**The input**
start

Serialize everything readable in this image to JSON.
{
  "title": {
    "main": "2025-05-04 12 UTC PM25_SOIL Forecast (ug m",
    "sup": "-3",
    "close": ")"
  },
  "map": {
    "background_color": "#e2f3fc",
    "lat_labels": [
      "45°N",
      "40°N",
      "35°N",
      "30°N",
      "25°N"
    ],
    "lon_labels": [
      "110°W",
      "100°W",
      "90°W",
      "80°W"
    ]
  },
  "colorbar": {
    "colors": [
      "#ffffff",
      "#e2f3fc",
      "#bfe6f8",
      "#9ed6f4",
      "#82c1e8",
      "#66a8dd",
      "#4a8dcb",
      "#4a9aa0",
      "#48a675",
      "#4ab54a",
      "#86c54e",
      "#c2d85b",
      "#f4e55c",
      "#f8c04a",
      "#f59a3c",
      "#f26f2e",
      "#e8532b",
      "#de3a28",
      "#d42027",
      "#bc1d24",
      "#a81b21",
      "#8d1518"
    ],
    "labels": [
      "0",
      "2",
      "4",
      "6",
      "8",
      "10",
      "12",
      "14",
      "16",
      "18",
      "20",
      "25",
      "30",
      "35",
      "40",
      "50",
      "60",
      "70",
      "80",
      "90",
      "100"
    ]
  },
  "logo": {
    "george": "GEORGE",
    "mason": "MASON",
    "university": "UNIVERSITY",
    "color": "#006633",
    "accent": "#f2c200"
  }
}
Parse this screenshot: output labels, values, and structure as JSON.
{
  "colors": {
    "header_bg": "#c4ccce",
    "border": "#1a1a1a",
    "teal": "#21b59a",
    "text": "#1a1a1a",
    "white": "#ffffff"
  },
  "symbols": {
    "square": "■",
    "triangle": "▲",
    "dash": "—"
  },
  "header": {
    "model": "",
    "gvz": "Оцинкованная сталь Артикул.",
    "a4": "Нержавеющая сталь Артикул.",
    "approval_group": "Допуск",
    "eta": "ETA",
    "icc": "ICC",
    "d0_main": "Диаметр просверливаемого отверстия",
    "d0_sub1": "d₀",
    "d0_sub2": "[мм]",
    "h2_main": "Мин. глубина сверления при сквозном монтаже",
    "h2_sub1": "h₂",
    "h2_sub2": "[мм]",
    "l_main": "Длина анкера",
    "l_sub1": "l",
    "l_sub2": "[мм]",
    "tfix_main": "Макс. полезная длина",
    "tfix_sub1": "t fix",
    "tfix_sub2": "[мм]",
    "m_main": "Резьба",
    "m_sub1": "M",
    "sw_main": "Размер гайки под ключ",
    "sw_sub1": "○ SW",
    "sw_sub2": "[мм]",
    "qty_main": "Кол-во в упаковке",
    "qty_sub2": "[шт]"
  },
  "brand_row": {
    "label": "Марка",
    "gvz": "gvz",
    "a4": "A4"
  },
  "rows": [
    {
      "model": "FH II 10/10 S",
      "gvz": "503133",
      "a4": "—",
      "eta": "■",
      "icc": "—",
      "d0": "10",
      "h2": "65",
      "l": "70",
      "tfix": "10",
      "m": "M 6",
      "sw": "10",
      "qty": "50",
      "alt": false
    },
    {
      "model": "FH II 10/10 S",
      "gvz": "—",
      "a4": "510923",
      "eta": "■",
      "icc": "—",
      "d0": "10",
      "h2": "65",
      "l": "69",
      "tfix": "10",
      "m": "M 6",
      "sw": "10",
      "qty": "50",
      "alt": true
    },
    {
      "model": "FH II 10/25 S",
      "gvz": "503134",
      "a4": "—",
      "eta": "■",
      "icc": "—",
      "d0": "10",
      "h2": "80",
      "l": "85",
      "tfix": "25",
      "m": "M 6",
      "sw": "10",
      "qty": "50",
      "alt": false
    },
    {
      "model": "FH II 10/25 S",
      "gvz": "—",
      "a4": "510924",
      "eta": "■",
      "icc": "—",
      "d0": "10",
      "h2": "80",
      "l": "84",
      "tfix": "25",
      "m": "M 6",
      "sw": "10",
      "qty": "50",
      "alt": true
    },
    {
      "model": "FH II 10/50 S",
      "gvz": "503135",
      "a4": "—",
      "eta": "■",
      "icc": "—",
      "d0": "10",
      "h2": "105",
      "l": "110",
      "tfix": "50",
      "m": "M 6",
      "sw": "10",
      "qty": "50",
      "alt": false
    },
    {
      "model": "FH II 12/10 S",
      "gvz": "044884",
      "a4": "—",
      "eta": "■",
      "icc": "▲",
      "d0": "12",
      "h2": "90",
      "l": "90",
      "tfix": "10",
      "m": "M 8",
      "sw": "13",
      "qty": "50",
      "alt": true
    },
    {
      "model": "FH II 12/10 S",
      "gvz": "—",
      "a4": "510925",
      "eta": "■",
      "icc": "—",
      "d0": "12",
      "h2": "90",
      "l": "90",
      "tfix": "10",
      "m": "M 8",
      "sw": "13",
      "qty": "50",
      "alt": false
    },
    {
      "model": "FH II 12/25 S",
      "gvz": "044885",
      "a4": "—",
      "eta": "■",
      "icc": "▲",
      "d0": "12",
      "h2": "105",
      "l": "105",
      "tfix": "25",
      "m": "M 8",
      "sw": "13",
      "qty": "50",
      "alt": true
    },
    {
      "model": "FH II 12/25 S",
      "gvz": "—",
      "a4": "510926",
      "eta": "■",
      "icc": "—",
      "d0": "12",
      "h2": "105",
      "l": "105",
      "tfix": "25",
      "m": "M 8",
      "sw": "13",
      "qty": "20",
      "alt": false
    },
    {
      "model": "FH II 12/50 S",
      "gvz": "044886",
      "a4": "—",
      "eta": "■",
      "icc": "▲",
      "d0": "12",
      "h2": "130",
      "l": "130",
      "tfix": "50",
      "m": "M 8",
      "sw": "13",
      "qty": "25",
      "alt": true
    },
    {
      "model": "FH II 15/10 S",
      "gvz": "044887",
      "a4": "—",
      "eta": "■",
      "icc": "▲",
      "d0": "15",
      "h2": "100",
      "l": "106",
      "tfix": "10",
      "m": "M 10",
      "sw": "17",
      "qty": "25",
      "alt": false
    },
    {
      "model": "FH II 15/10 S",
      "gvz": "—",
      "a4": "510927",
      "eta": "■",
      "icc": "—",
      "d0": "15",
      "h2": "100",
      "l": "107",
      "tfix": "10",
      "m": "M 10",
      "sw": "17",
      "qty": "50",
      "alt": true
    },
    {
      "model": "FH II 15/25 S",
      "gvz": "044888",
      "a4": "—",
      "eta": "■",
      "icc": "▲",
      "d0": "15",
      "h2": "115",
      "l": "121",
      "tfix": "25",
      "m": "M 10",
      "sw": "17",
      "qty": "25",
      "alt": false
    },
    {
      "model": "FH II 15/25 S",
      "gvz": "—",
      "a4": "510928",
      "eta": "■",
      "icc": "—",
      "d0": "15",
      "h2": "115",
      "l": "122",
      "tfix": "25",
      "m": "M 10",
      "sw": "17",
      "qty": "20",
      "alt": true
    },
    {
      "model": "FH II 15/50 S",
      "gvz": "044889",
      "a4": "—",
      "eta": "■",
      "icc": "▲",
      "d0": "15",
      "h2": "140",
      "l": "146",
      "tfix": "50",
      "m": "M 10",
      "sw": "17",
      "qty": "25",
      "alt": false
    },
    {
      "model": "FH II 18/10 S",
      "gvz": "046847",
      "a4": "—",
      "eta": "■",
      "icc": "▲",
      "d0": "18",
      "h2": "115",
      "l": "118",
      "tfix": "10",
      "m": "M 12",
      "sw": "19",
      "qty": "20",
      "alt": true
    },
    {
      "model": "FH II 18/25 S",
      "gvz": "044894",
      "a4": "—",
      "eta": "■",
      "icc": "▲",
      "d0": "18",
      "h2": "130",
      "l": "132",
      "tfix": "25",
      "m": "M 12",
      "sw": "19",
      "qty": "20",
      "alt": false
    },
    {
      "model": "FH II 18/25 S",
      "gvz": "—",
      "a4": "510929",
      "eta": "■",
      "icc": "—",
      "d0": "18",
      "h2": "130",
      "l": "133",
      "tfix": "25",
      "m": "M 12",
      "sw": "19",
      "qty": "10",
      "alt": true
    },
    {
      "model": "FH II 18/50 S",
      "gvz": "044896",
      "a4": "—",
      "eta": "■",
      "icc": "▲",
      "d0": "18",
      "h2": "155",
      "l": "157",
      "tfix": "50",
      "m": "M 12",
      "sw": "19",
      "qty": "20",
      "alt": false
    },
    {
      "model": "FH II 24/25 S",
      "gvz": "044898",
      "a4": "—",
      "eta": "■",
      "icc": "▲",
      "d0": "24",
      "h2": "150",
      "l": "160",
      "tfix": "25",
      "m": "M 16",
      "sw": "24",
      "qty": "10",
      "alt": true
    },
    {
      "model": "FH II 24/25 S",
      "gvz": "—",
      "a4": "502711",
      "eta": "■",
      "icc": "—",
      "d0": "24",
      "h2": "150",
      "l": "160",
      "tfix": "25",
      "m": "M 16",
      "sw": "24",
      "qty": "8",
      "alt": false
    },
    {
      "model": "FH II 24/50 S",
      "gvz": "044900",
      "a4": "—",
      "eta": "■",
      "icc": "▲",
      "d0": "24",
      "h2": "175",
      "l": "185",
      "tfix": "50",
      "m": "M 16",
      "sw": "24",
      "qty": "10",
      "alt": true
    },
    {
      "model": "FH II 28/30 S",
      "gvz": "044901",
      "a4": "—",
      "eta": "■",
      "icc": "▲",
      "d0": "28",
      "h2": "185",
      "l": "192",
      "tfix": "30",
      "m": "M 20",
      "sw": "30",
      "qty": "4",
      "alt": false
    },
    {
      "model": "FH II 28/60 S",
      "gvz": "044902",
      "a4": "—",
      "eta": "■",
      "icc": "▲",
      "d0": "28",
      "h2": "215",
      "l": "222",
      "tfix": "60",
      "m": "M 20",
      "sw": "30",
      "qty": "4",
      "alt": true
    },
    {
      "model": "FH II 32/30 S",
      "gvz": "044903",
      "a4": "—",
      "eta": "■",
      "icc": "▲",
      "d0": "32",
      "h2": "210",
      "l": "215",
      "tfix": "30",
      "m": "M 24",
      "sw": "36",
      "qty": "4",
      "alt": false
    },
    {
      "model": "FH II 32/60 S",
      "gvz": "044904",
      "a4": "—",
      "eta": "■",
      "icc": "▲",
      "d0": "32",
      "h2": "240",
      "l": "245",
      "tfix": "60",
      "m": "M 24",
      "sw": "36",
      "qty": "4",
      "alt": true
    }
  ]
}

end

**Exercise description**
Look through the records and gather each line with the word "this".

**Reply to the exercise**
Serialize everything readable in this image to JSON.
Parse this screenshot: output labels, values, and structure as JSON.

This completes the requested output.